● **Records to process**:
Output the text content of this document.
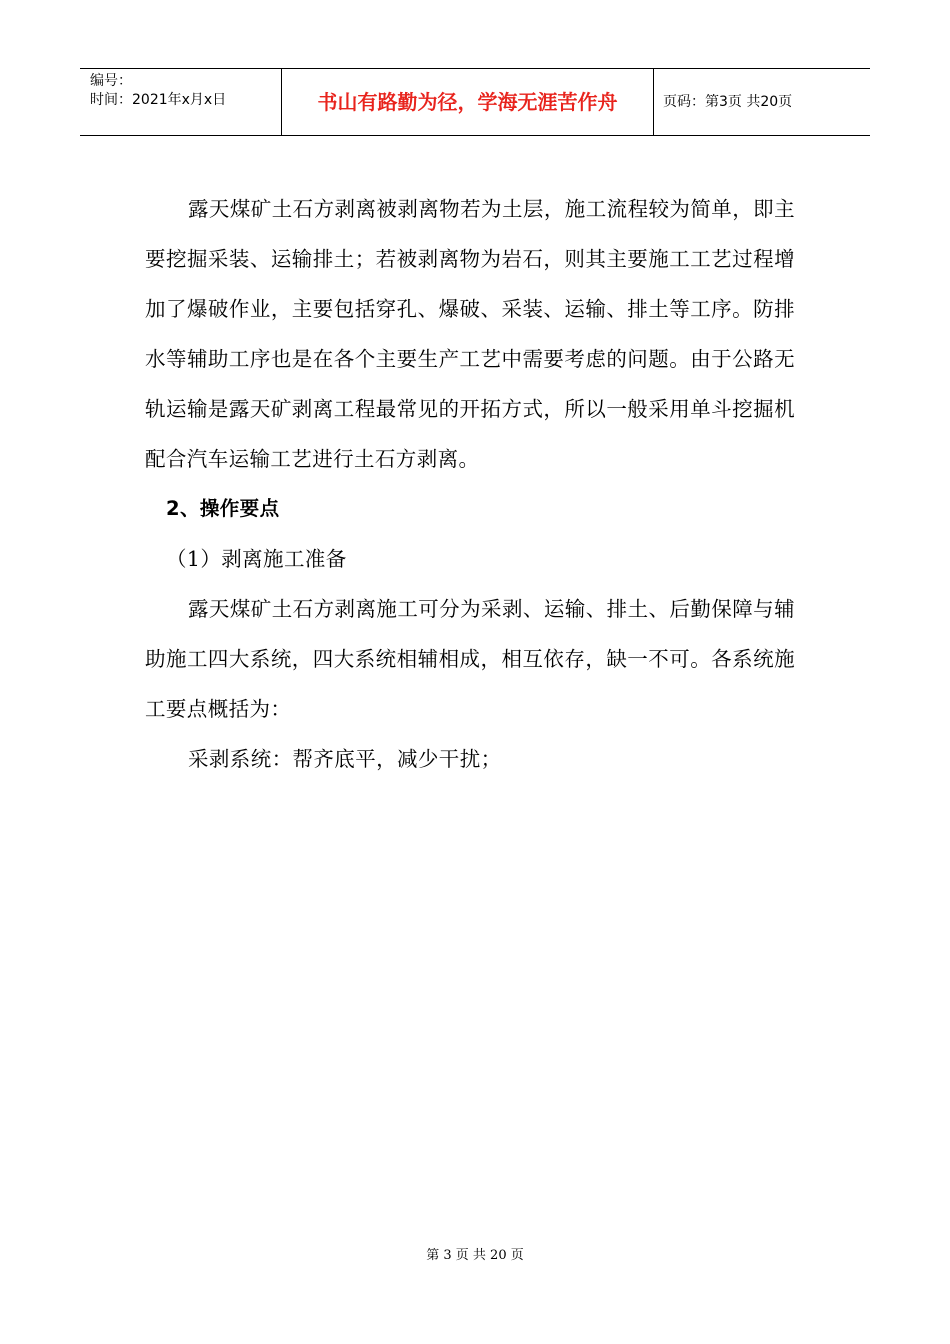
编号：
时间：2021年x月x日	书山有路勤为径，学海无涯苦作舟	页码：第3页 共20页

露天煤矿土石方剥离被剥离物若为土层，施工流程较为简单，即主要挖掘采装、运输排土；若被剥离物为岩石，则其主要施工工艺过程增加了爆破作业，主要包括穿孔、爆破、采装、运输、排土等工序。防排水等辅助工序也是在各个主要生产工艺中需要考虑的问题。由于公路无轨运输是露天矿剥离工程最常见的开拓方式，所以一般采用单斗挖掘机配合汽车运输工艺进行土石方剥离。

2、操作要点

（1）剥离施工准备

露天煤矿土石方剥离施工可分为采剥、运输、排土、后勤保障与辅助施工四大系统，四大系统相辅相成，相互依存，缺一不可。各系统施工要点概括为：

采剥系统：帮齐底平，减少干扰；

第 3 页 共 20 页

● **What the exercise asks**: Omit every picture while copying the listing above exactly.

● **Exercise answer**:
Output the text content of this document.
编号：
时间：2021年x月x日	书山有路勤为径，学海无涯苦作舟	页码：第3页 共20页

露天煤矿土石方剥离被剥离物若为土层，施工流程较为简单，即主要挖掘采装、运输排土；若被剥离物为岩石，则其主要施工工艺过程增加了爆破作业，主要包括穿孔、爆破、采装、运输、排土等工序。防排水等辅助工序也是在各个主要生产工艺中需要考虑的问题。由于公路无轨运输是露天矿剥离工程最常见的开拓方式，所以一般采用单斗挖掘机配合汽车运输工艺进行土石方剥离。

2、操作要点

（1）剥离施工准备

露天煤矿土石方剥离施工可分为采剥、运输、排土、后勤保障与辅助施工四大系统，四大系统相辅相成，相互依存，缺一不可。各系统施工要点概括为：

采剥系统：帮齐底平，减少干扰；

第 3 页 共 20 页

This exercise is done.